Check every line below for the word "Pojęcie" and show those that hold it.

[Stored records]
- - -

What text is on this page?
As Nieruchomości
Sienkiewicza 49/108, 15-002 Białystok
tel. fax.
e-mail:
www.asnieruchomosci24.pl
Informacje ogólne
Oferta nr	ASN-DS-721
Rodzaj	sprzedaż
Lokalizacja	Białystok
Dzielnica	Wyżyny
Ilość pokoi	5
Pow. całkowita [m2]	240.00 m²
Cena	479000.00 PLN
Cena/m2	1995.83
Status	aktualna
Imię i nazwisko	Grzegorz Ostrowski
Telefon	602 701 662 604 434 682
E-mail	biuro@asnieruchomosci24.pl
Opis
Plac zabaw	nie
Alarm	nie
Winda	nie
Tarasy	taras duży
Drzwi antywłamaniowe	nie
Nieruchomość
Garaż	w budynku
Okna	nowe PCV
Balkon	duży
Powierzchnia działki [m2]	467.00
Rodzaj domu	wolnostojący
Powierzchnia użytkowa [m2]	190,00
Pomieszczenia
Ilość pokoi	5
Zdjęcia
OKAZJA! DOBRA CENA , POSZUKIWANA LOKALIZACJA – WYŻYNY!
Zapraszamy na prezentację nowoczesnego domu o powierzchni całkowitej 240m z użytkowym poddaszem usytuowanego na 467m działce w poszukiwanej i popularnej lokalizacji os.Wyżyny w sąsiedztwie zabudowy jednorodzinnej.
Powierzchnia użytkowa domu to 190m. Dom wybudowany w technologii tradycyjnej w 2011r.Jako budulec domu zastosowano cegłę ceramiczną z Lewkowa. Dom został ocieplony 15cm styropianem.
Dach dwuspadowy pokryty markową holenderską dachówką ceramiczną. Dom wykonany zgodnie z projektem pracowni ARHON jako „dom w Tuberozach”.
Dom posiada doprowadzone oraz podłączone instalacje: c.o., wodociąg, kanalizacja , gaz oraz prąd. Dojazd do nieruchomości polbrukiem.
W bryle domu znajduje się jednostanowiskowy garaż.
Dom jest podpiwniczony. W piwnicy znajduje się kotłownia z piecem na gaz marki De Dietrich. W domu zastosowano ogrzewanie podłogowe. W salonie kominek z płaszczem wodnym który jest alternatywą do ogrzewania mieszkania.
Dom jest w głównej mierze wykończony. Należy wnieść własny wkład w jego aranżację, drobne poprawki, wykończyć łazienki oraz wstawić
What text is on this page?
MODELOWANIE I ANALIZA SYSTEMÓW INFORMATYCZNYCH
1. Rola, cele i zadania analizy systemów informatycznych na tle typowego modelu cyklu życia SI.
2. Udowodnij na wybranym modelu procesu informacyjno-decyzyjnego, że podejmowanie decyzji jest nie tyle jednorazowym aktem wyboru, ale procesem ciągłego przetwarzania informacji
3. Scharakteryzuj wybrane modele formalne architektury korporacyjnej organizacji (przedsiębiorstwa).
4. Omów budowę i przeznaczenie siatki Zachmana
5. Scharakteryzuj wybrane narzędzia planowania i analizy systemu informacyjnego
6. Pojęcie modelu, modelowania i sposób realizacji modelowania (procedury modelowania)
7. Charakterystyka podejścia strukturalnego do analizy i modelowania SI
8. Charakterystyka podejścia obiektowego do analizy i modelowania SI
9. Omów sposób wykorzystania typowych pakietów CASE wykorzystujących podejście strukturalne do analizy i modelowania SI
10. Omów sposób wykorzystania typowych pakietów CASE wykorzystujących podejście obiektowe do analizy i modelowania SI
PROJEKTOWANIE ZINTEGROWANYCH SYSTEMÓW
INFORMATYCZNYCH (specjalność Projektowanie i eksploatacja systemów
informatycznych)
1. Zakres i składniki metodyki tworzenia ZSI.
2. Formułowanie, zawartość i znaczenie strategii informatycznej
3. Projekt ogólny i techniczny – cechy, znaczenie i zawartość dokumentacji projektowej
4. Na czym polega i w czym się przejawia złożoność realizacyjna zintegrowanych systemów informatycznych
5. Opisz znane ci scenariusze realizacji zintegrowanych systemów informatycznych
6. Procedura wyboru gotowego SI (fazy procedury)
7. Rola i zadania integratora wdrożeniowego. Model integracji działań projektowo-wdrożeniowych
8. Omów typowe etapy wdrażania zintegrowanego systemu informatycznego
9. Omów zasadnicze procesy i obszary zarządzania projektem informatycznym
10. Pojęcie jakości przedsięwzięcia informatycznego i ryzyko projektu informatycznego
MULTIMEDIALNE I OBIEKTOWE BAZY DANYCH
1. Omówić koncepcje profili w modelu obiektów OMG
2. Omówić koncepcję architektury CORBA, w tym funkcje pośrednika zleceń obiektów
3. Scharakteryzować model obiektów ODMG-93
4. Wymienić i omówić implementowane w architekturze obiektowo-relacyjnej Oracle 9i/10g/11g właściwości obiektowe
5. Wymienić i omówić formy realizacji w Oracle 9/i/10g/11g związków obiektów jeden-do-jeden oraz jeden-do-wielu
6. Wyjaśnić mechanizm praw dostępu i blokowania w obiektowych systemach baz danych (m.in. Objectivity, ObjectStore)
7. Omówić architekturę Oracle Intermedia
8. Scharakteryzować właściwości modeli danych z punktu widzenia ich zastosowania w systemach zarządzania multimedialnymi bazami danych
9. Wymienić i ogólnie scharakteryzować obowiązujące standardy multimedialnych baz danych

- - -

» PROBLEM SOLUTION:
6. Pojęcie modelu, modelowania i sposób realizacji modelowania (procedury modelowania)
10. Pojęcie jakości przedsięwzięcia informatycznego i ryzyko projektu informatycznego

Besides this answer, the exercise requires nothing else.